▶ [Aim of the exercise]
Please format every line of the material below as a JSON list of strings, one string per line, skipping blank lines.

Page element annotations

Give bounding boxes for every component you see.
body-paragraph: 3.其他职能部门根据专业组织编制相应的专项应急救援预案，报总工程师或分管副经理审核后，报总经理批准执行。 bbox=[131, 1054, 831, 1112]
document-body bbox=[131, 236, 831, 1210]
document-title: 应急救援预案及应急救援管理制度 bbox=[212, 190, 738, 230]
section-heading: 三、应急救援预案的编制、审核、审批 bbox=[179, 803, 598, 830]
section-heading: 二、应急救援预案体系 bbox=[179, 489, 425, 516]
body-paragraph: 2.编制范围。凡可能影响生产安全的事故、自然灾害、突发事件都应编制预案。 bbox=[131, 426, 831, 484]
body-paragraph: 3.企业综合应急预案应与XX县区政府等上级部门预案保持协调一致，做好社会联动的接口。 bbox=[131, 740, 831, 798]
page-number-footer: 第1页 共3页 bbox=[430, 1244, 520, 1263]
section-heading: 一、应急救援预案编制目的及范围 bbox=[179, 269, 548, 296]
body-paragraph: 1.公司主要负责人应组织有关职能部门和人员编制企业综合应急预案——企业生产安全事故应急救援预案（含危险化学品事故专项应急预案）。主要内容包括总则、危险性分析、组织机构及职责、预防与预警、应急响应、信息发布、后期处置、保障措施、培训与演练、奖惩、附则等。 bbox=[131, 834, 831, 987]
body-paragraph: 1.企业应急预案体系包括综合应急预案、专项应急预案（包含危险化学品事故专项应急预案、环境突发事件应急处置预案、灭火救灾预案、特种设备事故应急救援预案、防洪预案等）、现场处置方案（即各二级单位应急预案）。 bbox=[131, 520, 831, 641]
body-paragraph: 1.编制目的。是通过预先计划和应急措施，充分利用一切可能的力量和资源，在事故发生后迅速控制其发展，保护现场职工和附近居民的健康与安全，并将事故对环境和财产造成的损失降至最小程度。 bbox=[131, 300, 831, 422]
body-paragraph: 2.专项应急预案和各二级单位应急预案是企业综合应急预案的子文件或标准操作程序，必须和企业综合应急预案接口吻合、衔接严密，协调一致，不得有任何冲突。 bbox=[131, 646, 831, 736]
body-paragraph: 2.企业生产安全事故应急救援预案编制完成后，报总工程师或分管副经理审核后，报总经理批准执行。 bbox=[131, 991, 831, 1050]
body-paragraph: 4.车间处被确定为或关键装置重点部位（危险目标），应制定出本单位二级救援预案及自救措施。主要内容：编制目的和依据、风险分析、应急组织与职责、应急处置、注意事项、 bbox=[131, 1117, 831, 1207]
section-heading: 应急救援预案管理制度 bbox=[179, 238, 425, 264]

▶ [Task answer]
[
  "Give bounding boxes for every component you see.",
  "body-paragraph: 3.其他职能部门根据专业组织编制相应的专项应急救援预案，报总工程师或分管副经理审核后，报总经理批准执行。 bbox=[131, 1054, 831, 1112]",
  "document-body bbox=[131, 236, 831, 1210]",
  "document-title: 应急救援预案及应急救援管理制度 bbox=[212, 190, 738, 230]",
  "section-heading: 三、应急救援预案的编制、审核、审批 bbox=[179, 803, 598, 830]",
  "section-heading: 二、应急救援预案体系 bbox=[179, 489, 425, 516]",
  "body-paragraph: 2.编制范围。凡可能影响生产安全的事故、自然灾害、突发事件都应编制预案。 bbox=[131, 426, 831, 484]",
  "body-paragraph: 3.企业综合应急预案应与XX县区政府等上级部门预案保持协调一致，做好社会联动的接口。 bbox=[131, 740, 831, 798]",
  "page-number-footer: 第1页 共3页 bbox=[430, 1244, 520, 1263]",
  "section-heading: 一、应急救援预案编制目的及范围 bbox=[179, 269, 548, 296]",
  "body-paragraph: 1.公司主要负责人应组织有关职能部门和人员编制企业综合应急预案——企业生产安全事故应急救援预案（含危险化学品事故专项应急预案）。主要内容包括总则、危险性分析、组织机构及职责、预防与预警、应急响应、信息发布、后期处置、保障措施、培训与演练、奖惩、附则等。 bbox=[131, 834, 831, 987]",
  "body-paragraph: 1.企业应急预案体系包括综合应急预案、专项应急预案（包含危险化学品事故专项应急预案、环境突发事件应急处置预案、灭火救灾预案、特种设备事故应急救援预案、防洪预案等）、现场处置方案（即各二级单位应急预案）。 bbox=[131, 520, 831, 641]",
  "body-paragraph: 1.编制目的。是通过预先计划和应急措施，充分利用一切可能的力量和资源，在事故发生后迅速控制其发展，保护现场职工和附近居民的健康与安全，并将事故对环境和财产造成的损失降至最小程度。 bbox=[131, 300, 831, 422]",
  "body-paragraph: 2.专项应急预案和各二级单位应急预案是企业综合应急预案的子文件或标准操作程序，必须和企业综合应急预案接口吻合、衔接严密，协调一致，不得有任何冲突。 bbox=[131, 646, 831, 736]",
  "body-paragraph: 2.企业生产安全事故应急救援预案编制完成后，报总工程师或分管副经理审核后，报总经理批准执行。 bbox=[131, 991, 831, 1050]",
  "body-paragraph: 4.车间处被确定为或关键装置重点部位（危险目标），应制定出本单位二级救援预案及自救措施。主要内容：编制目的和依据、风险分析、应急组织与职责、应急处置、注意事项、 bbox=[131, 1117, 831, 1207]",
  "section-heading: 应急救援预案管理制度 bbox=[179, 238, 425, 264]"
]